■ Description of the task
Copy out all of the material, matching it word for word.
== == ==
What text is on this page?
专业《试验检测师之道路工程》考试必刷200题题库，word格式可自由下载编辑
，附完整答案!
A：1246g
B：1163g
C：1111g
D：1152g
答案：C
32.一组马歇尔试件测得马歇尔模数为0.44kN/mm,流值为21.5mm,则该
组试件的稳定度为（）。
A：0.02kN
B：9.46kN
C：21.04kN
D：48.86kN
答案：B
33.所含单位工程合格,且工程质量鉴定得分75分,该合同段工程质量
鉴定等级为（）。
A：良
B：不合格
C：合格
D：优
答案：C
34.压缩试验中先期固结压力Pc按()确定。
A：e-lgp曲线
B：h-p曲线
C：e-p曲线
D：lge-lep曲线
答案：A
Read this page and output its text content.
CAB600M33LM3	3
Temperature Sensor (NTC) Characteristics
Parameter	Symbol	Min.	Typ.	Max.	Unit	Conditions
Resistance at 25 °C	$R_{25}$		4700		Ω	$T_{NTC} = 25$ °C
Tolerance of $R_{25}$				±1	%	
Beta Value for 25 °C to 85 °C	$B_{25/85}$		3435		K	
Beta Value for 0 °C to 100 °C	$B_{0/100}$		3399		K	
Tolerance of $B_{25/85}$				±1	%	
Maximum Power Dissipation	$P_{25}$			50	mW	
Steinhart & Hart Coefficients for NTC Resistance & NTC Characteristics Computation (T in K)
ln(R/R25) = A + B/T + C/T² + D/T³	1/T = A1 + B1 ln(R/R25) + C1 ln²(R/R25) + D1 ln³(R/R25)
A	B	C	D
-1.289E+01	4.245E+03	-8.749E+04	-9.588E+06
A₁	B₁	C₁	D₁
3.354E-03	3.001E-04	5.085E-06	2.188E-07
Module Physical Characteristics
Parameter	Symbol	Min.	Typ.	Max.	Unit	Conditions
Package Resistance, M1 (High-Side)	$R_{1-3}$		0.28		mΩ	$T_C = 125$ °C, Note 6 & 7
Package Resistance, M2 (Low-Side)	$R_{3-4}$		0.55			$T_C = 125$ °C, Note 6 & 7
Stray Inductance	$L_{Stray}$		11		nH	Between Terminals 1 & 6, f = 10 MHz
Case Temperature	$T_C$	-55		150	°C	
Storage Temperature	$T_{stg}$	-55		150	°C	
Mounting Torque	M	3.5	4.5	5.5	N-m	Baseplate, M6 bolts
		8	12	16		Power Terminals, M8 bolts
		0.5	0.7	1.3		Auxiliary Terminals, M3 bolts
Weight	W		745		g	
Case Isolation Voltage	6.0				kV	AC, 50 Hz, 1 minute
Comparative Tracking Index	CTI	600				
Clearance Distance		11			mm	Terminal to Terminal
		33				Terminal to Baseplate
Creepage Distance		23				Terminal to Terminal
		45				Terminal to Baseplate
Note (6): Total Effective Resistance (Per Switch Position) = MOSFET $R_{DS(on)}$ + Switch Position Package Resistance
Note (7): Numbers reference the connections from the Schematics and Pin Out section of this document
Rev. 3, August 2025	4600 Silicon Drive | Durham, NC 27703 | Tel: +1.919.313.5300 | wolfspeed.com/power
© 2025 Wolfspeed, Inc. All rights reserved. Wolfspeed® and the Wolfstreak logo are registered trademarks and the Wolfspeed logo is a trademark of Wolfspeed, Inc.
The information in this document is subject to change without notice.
== == ==
■ Result of this task
What text is on this page?
专业《试验检测师之道路工程》考试必刷200题题库，word格式可自由下载编辑
，附完整答案!
A：1246g
B：1163g
C：1111g
D：1152g
答案：C
32.一组马歇尔试件测得马歇尔模数为0.44kN/mm,流值为21.5mm,则该
组试件的稳定度为（）。
A：0.02kN
B：9.46kN
C：21.04kN
D：48.86kN
答案：B
33.所含单位工程合格,且工程质量鉴定得分75分,该合同段工程质量
鉴定等级为（）。
A：良
B：不合格
C：合格
D：优
答案：C
34.压缩试验中先期固结压力Pc按()确定。
A：e-lgp曲线
B：h-p曲线
C：e-p曲线
D：lge-lep曲线
答案：A
Read this page and output its text content.
CAB600M33LM3	3
Temperature Sensor (NTC) Characteristics
Parameter	Symbol	Min.	Typ.	Max.	Unit	Conditions
Resistance at 25 °C	$R_{25}$		4700		Ω	$T_{NTC} = 25$ °C
Tolerance of $R_{25}$				±1	%	
Beta Value for 25 °C to 85 °C	$B_{25/85}$		3435		K	
Beta Value for 0 °C to 100 °C	$B_{0/100}$		3399		K	
Tolerance of $B_{25/85}$				±1	%	
Maximum Power Dissipation	$P_{25}$			50	mW	
Steinhart & Hart Coefficients for NTC Resistance & NTC Characteristics Computation (T in K)
ln(R/R25) = A + B/T + C/T² + D/T³	1/T = A1 + B1 ln(R/R25) + C1 ln²(R/R25) + D1 ln³(R/R25)
A	B	C	D
-1.289E+01	4.245E+03	-8.749E+04	-9.588E+06
A₁	B₁	C₁	D₁
3.354E-03	3.001E-04	5.085E-06	2.188E-07
Module Physical Characteristics
Parameter	Symbol	Min.	Typ.	Max.	Unit	Conditions
Package Resistance, M1 (High-Side)	$R_{1-3}$		0.28		mΩ	$T_C = 125$ °C, Note 6 & 7
Package Resistance, M2 (Low-Side)	$R_{3-4}$		0.55			$T_C = 125$ °C, Note 6 & 7
Stray Inductance	$L_{Stray}$		11		nH	Between Terminals 1 & 6, f = 10 MHz
Case Temperature	$T_C$	-55		150	°C	
Storage Temperature	$T_{stg}$	-55		150	°C	
Mounting Torque	M	3.5	4.5	5.5	N-m	Baseplate, M6 bolts
		8	12	16		Power Terminals, M8 bolts
		0.5	0.7	1.3		Auxiliary Terminals, M3 bolts
Weight	W		745		g	
Case Isolation Voltage	6.0				kV	AC, 50 Hz, 1 minute
Comparative Tracking Index	CTI	600				
Clearance Distance		11			mm	Terminal to Terminal
		33				Terminal to Baseplate
Creepage Distance		23				Terminal to Terminal
		45				Terminal to Baseplate
Note (6): Total Effective Resistance (Per Switch Position) = MOSFET $R_{DS(on)}$ + Switch Position Package Resistance
Note (7): Numbers reference the connections from the Schematics and Pin Out section of this document
Rev. 3, August 2025	4600 Silicon Drive | Durham, NC 27703 | Tel: +1.919.313.5300 | wolfspeed.com/power
© 2025 Wolfspeed, Inc. All rights reserved. Wolfspeed® and the Wolfstreak logo are registered trademarks and the Wolfspeed logo is a trademark of Wolfspeed, Inc.
The information in this document is subject to change without notice.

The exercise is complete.